Problem 1 — In the forum post about birth mothers, how much contact does the poster have with their son?
Problem 2 — Return the passage of the forum post from "999 replies" to "always months late.", copied word for word.
Problem 3 — Shorten the paragraph of the forum post that begins "Fast forward to now" into a bulleted list that keeps its main facts.

Share your dilemmas and get honest opinions from other Mumsnetters.

To think the way some birth mothers are treat is appalling

999 replies

SpringHasSprung20 · 21/02/2021 17:19

A decade ago when I was still in my teens I had a baby removed from me at birth by social services and put up for adoption against my will.

It wasn't me who was the risk, I was being abused by the father and fought so hard to get away, have him prosecuted and keep my baby. I've posted about my story before.

Fast forward to now I'm approaching 30. I have a family and I'm living on the other side of the country with two subsequent children in my care full time with no SS involvement. I have a good life and haven't spoken to the abusive ex since I left him. I'm a different person. A strong person.

SS never allowed to meet the adoptive parents because I was opposing the adoption.

Do you know what contact I have with my son? One letter per year, due every April but it's usually always months late.

All of my letters are inspected by an adoption social work team before they'll be passed on to the adoptive parents/my son. Protocol. Most years they are sent back to me to edit out parts where I've told him I love him or miss him. I'm not allowed to say that, it's too emotional apparently.

Layout records —
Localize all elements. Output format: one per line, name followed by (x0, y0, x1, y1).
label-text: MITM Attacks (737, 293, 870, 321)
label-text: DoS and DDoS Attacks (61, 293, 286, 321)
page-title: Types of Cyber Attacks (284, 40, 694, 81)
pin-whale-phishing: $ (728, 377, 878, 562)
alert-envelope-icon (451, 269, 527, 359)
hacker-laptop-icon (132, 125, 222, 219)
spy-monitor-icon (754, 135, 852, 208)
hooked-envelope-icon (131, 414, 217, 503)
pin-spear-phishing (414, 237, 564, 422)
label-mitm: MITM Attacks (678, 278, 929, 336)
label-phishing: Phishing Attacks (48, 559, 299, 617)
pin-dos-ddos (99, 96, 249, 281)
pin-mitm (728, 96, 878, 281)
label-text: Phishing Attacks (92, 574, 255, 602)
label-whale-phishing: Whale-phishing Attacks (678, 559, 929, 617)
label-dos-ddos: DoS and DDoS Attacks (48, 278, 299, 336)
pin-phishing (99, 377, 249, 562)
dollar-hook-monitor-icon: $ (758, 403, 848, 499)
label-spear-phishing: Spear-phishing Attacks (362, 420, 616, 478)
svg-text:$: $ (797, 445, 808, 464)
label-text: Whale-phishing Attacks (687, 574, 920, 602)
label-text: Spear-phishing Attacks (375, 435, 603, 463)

Full solution 1 — One letter per year, due every April, though it usually arrives months late.

Full solution 2 —
999 replies

SpringHasSprung20 · 21/02/2021 17:19

A decade ago when I was still in my teens I had a baby removed from me at birth by social services and put up for adoption against my will.

It wasn't me who was the risk, I was being abused by the father and fought so hard to get away, have him prosecuted and keep my baby. I've posted about my story before.

Fast forward to now I'm approaching 30. I have a family and I'm living on the other side of the country with two subsequent children in my care full time with no SS involvement. I have a good life and haven't spoken to the abusive ex since I left him. I'm a different person. A strong person.

SS never allowed to meet the adoptive parents because I was opposing the adoption.

Do you know what contact I have with my son? One letter per year, due every April but it's usually always months late.

Full solution 3 —
- Approaching 30 and has a family
- Lives on the other side of the country
- Has two later children in full-time care, with no social services involvement
- Has a good life and hasn't spoken to the abusive ex since leaving him
- Feels like a different, strong person